%%

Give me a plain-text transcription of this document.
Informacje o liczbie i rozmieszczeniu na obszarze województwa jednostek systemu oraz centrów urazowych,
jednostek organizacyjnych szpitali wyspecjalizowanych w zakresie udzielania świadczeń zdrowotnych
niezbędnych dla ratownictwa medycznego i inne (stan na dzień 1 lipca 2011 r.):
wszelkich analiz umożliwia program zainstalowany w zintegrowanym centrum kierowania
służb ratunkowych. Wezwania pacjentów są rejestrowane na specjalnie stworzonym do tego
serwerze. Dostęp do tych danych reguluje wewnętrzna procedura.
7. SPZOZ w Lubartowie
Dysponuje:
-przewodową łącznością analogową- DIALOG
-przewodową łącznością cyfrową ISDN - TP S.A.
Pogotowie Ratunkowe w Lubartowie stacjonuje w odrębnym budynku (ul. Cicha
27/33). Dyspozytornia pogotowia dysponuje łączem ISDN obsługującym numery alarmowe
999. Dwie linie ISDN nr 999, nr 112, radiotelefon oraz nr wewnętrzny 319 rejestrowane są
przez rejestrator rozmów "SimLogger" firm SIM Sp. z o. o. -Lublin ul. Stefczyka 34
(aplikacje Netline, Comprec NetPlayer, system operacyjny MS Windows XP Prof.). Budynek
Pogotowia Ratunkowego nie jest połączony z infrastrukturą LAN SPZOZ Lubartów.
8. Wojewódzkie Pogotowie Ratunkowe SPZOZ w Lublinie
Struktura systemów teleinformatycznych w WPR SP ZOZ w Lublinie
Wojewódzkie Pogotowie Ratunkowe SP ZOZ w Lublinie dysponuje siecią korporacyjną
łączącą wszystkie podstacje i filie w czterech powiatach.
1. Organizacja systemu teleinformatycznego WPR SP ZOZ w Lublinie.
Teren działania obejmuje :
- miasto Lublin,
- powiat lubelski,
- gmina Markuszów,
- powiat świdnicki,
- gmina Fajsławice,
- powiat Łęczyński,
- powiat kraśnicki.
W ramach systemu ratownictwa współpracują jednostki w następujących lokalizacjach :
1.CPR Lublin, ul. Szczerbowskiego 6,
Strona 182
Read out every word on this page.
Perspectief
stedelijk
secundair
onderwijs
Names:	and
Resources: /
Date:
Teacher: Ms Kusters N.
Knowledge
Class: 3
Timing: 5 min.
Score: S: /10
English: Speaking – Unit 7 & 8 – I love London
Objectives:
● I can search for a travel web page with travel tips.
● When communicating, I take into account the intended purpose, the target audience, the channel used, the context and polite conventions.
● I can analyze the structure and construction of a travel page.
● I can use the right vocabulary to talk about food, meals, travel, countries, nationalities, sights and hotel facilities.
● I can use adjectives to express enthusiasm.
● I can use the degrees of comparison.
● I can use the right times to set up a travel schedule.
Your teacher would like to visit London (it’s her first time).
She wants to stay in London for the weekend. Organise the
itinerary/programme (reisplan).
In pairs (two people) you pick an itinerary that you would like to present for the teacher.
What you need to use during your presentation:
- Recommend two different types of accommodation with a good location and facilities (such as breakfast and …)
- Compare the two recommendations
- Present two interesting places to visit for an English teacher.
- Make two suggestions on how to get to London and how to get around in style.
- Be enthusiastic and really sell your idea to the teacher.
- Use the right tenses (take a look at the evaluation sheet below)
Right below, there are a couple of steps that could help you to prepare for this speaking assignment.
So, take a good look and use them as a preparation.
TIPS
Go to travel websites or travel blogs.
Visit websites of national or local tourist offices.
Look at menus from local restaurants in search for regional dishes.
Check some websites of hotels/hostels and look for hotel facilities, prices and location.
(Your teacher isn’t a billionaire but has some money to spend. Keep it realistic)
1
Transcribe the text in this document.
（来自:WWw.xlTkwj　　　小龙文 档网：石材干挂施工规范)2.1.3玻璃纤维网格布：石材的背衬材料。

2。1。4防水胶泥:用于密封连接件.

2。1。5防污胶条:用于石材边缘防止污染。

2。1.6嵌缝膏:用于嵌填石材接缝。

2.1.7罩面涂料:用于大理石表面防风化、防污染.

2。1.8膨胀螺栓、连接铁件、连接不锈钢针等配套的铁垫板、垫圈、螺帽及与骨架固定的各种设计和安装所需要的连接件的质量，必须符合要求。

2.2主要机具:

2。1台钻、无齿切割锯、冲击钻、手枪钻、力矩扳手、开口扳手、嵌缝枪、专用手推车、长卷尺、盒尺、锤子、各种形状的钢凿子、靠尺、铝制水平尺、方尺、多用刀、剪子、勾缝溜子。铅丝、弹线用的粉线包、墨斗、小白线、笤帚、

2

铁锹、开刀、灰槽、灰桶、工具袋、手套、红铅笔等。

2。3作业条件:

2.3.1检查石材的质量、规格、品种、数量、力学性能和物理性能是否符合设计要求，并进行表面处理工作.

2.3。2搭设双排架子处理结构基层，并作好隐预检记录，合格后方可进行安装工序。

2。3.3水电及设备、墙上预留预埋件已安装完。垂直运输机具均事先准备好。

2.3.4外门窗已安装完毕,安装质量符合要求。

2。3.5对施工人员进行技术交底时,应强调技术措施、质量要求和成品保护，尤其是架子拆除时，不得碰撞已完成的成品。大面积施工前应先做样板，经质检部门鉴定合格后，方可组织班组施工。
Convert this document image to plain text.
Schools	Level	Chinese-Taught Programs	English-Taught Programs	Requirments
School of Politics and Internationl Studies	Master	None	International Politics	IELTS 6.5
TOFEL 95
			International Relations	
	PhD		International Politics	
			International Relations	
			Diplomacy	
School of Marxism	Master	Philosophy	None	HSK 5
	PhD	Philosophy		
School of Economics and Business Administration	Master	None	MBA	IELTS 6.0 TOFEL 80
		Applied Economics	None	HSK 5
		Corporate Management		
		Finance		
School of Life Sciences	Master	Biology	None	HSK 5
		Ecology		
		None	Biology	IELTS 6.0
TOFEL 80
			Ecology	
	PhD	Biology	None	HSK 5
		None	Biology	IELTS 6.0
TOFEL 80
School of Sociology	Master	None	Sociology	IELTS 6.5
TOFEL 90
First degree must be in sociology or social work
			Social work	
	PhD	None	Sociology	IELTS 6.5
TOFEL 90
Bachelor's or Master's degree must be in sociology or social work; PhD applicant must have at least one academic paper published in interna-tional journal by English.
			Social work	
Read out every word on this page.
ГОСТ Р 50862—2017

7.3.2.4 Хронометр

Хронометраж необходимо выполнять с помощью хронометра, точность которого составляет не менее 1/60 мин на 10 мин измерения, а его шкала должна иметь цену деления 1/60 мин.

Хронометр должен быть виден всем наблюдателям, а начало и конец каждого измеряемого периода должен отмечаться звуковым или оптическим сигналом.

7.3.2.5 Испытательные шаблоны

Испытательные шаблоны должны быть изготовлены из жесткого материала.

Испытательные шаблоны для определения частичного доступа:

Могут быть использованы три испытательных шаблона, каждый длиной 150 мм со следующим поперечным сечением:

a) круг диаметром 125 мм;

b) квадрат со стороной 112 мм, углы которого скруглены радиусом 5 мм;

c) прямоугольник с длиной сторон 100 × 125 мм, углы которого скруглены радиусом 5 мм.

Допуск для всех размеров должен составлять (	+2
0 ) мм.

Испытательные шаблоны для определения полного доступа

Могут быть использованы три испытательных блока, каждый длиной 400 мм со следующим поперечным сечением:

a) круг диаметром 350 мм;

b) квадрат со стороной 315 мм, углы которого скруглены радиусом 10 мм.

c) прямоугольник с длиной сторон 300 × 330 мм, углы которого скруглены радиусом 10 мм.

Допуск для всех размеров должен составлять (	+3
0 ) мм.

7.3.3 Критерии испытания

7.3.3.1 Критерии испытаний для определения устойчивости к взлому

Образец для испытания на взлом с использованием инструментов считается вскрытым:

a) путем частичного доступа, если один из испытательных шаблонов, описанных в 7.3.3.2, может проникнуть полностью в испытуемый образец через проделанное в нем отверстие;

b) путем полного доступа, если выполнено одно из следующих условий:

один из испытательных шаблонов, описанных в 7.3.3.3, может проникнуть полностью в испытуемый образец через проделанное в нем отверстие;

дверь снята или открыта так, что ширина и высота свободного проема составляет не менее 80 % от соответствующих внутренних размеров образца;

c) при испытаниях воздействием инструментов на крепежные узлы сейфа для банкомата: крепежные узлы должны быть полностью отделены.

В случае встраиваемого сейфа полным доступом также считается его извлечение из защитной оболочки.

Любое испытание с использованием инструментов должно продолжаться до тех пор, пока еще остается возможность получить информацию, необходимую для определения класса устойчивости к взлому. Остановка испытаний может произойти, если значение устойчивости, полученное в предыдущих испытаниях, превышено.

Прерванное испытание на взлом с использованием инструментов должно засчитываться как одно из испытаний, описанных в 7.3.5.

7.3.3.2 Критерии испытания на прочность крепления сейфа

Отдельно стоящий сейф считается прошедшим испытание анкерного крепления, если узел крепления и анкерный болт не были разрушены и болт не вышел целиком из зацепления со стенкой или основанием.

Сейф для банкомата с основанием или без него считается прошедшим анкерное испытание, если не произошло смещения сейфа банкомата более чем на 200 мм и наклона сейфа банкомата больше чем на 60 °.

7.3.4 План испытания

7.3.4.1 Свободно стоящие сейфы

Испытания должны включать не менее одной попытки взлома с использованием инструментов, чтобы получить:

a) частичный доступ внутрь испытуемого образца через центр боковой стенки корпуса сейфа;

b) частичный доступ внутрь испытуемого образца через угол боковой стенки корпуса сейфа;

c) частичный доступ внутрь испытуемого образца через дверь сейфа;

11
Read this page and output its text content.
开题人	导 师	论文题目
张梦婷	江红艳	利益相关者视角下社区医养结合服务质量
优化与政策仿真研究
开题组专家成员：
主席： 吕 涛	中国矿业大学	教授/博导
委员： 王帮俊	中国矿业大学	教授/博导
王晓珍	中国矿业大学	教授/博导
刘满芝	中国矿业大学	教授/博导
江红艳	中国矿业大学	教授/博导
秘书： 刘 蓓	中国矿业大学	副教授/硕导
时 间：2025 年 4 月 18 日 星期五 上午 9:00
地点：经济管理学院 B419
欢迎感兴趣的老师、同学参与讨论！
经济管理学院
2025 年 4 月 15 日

%%

WHAT TO PRODUCE
Select every line where the word "location" occurs.

EXERCISE SOLUTION
- Recommend two different types of accommodation with a good location and facilities (such as breakfast and …)
Check some websites of hotels/hostels and look for hotel facilities, prices and location.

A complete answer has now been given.